Stored data
**********
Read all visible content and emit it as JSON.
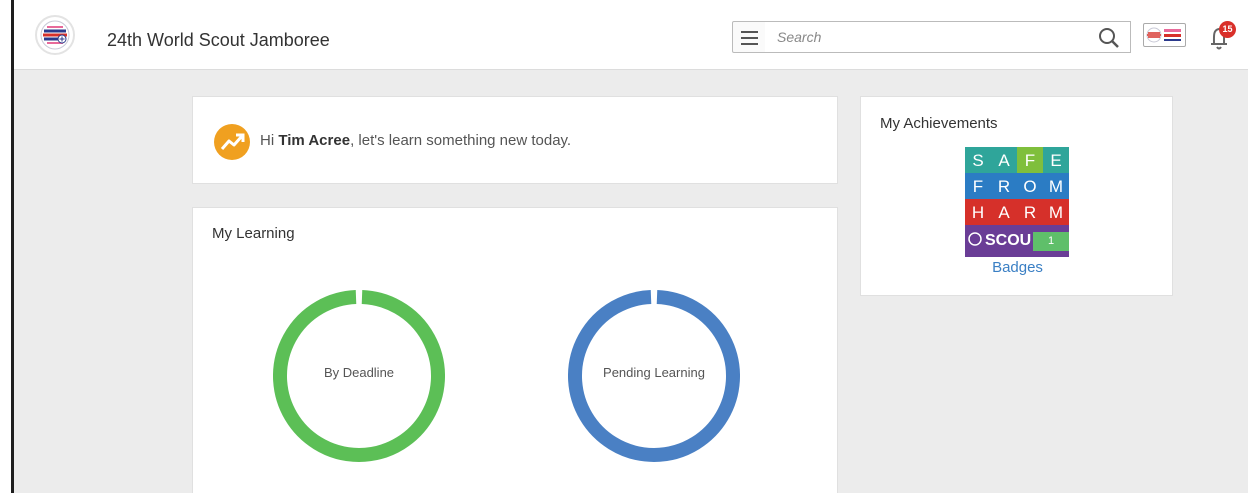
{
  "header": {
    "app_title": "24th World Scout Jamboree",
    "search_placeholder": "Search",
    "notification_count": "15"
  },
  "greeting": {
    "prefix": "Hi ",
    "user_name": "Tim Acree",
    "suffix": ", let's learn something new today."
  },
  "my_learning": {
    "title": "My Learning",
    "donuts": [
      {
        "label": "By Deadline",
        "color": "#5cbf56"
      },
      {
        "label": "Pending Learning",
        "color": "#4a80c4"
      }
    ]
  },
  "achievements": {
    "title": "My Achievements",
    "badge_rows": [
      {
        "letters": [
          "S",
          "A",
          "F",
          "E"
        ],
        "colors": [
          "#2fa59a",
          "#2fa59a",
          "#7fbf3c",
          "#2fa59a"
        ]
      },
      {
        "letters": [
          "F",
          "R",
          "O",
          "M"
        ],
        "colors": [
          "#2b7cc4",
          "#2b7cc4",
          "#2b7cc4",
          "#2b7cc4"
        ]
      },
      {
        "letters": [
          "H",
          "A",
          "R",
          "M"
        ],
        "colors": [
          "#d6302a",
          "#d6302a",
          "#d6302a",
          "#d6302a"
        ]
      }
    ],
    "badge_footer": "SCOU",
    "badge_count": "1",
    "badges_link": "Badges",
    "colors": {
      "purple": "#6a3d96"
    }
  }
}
**********
What the task asks
Your task is to gather all lines from the entries above that hold the word "label".

The output
        "label": "By Deadline",
        "label": "Pending Learning",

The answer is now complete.